Short exercise:
Check every line of the entries below for the word "used", and copy the ones that have it.

Data for this exercise:

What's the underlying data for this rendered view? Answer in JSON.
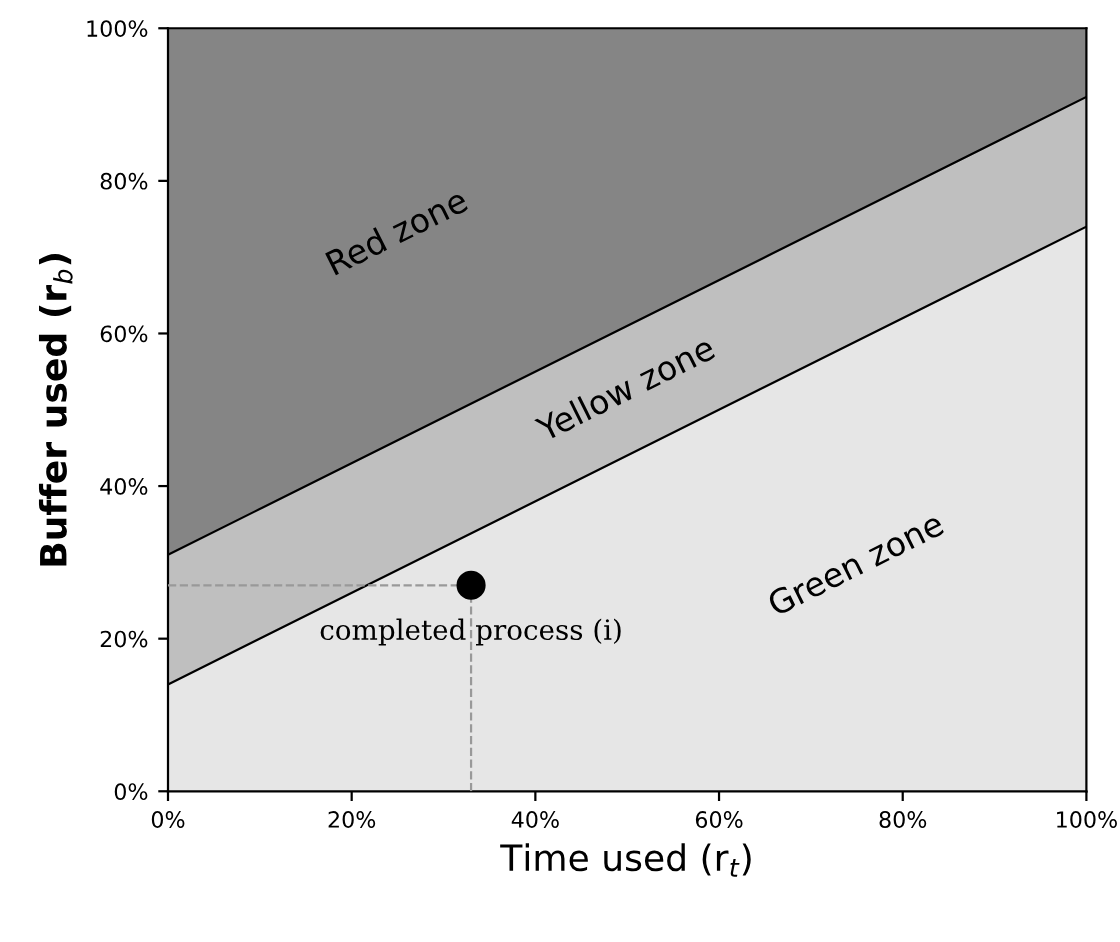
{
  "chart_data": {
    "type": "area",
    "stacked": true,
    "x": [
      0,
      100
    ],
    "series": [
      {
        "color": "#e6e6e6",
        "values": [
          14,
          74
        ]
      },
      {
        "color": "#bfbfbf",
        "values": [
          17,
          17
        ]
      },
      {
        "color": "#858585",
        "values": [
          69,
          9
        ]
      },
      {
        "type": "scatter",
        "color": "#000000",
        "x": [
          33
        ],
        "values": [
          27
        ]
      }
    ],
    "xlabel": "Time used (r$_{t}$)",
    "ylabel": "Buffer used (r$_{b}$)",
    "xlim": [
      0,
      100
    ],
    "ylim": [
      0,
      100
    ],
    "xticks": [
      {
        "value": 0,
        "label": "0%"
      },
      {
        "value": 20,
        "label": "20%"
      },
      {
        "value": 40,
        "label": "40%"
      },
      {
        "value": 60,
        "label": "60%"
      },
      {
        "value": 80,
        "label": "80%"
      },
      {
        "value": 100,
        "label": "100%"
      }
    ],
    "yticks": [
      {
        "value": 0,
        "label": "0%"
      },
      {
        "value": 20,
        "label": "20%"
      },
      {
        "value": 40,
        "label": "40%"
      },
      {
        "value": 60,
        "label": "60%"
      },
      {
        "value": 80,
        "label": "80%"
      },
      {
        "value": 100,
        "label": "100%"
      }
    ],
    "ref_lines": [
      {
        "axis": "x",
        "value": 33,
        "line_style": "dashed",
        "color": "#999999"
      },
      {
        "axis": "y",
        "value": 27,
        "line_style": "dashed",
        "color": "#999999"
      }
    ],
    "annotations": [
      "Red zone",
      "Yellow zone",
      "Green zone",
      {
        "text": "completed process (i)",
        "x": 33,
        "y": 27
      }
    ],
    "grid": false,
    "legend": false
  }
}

* * *

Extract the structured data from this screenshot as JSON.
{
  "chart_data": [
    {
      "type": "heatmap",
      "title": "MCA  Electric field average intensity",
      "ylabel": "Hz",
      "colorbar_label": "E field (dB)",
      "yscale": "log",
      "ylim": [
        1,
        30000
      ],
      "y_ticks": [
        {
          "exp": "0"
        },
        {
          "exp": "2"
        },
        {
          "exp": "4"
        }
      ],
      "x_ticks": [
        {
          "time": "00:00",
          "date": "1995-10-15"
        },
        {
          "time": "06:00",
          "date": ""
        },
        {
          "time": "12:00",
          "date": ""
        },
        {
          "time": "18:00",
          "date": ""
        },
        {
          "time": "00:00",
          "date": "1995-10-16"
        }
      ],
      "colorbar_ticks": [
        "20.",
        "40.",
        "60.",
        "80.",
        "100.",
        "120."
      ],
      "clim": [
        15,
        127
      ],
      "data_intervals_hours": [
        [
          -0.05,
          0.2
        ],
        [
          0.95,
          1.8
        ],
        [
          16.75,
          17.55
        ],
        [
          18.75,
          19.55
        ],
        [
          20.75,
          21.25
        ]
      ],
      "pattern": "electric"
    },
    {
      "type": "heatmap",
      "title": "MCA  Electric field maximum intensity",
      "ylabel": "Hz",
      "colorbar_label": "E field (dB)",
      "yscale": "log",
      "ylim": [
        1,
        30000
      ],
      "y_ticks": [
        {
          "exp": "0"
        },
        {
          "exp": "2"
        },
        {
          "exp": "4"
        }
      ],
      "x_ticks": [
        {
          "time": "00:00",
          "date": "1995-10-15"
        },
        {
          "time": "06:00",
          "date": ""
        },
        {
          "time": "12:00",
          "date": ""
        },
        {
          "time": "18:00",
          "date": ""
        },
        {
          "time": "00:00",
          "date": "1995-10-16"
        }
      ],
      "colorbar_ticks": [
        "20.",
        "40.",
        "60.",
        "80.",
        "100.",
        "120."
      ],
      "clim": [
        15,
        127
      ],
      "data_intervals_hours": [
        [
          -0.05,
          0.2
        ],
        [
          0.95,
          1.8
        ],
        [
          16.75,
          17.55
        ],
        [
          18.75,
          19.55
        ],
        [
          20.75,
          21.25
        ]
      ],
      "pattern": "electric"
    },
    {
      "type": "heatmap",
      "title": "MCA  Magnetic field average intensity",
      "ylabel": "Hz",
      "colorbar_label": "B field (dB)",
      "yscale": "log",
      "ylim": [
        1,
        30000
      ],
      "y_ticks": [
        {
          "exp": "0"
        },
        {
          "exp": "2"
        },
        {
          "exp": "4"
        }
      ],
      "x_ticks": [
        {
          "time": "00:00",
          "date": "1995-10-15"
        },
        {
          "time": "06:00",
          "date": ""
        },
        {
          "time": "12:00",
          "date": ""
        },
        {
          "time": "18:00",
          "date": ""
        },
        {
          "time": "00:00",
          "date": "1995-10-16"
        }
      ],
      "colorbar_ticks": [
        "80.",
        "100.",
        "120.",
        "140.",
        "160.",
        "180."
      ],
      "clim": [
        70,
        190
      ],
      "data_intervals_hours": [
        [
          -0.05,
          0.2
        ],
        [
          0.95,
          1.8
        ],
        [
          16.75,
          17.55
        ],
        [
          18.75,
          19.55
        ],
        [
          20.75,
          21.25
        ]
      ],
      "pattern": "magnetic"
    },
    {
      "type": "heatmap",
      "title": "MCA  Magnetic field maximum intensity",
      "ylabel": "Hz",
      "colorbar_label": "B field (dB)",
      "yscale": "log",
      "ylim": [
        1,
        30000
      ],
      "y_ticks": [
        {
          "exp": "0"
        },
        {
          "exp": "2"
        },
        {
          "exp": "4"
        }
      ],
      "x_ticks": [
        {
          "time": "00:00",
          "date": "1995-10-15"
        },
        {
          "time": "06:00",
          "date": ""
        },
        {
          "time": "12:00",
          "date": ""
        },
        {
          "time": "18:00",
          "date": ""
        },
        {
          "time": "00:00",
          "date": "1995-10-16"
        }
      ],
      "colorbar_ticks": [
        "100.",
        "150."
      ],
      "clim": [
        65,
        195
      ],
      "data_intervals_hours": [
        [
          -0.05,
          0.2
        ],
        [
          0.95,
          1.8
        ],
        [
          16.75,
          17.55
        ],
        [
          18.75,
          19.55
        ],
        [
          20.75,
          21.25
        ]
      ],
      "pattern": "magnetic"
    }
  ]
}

* * *

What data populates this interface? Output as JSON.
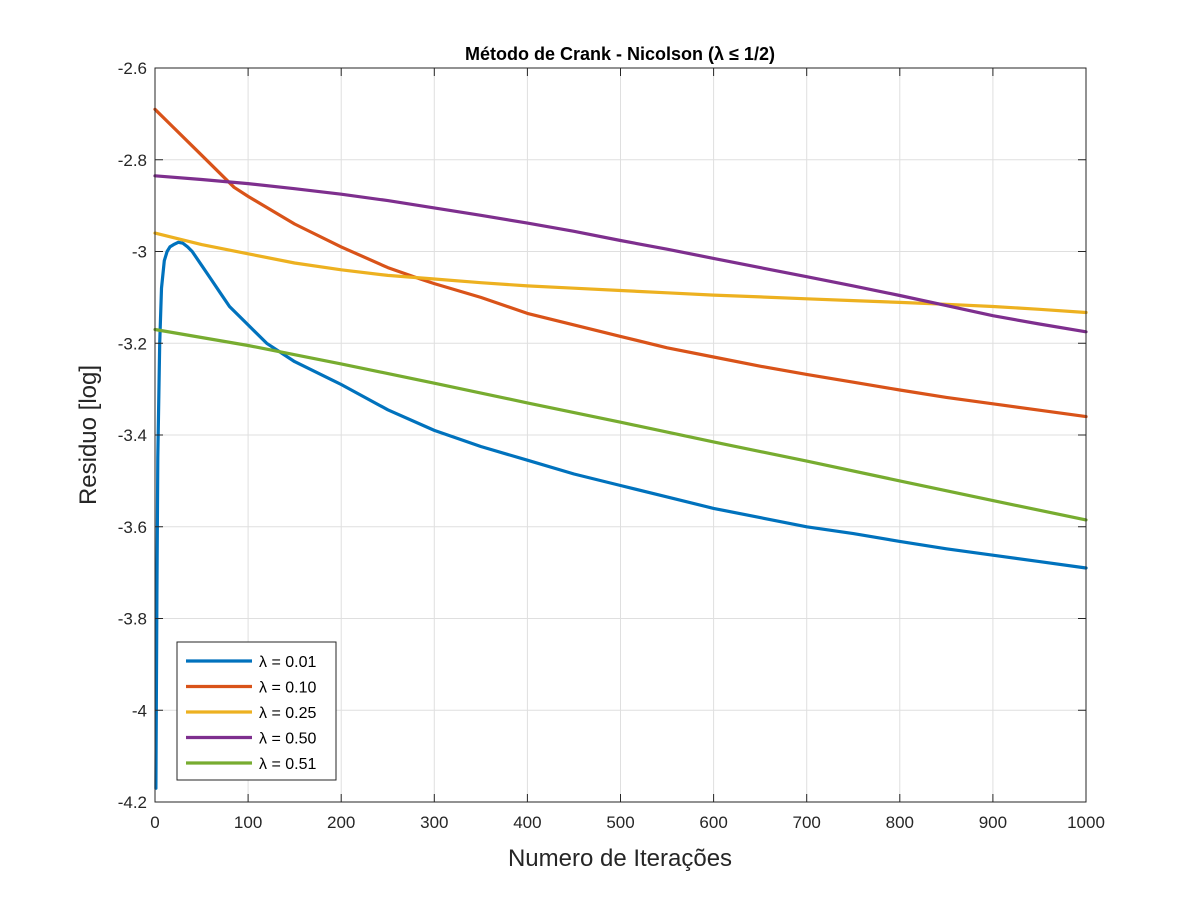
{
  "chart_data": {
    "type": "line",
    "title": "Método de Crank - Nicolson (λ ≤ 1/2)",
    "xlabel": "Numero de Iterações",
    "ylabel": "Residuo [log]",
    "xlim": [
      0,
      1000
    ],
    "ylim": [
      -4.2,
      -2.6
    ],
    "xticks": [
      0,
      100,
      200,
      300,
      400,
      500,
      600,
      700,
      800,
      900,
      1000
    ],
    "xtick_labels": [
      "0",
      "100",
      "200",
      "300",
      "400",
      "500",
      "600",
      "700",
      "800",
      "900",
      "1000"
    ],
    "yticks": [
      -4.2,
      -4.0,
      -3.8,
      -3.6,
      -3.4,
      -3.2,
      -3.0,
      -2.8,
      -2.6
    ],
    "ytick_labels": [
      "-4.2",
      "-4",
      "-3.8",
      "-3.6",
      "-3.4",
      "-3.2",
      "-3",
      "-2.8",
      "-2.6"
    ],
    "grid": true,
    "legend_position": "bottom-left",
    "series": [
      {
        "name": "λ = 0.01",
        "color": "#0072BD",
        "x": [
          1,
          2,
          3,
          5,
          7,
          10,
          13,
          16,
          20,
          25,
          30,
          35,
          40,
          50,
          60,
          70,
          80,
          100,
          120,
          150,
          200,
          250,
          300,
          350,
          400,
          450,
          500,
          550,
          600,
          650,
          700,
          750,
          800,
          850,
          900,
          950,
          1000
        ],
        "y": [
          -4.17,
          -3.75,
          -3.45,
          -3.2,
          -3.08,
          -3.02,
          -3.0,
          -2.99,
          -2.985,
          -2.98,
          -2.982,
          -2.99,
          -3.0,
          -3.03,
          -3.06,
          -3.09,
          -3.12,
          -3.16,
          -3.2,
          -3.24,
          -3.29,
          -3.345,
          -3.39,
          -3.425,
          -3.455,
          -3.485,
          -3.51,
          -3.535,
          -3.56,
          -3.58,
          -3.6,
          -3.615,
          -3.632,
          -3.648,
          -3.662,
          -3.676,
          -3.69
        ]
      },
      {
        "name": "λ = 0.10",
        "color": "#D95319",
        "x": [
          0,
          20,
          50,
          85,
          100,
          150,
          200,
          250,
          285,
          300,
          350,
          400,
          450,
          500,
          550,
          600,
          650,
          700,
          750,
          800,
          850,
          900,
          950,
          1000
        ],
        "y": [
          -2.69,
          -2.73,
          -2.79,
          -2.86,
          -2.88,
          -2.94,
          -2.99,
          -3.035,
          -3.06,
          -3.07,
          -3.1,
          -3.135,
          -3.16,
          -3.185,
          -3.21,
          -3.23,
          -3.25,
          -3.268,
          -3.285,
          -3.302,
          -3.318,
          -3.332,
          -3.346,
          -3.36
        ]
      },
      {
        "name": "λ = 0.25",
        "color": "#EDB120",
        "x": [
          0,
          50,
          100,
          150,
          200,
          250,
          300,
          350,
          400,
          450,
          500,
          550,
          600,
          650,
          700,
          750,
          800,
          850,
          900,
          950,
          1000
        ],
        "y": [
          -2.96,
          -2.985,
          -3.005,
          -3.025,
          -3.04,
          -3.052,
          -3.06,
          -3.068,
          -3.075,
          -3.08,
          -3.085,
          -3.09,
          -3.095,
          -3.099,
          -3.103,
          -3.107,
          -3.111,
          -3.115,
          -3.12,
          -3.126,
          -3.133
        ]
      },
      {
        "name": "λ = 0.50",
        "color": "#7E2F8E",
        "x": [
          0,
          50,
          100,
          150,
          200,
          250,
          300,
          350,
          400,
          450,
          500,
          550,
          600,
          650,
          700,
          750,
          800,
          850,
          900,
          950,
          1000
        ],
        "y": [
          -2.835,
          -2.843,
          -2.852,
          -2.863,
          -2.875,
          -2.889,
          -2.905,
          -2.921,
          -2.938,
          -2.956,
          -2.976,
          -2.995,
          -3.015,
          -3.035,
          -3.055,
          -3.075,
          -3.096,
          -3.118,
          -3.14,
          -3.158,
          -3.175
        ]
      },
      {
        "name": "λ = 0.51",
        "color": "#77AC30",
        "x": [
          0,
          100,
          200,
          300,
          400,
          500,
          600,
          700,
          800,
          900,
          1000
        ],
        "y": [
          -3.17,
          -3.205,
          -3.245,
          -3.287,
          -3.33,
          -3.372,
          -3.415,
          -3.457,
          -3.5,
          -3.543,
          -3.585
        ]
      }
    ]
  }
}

Right answer:
    "xlabel": "Time used (r$_{t}$)",
    "ylabel": "Buffer used (r$_{b}$)",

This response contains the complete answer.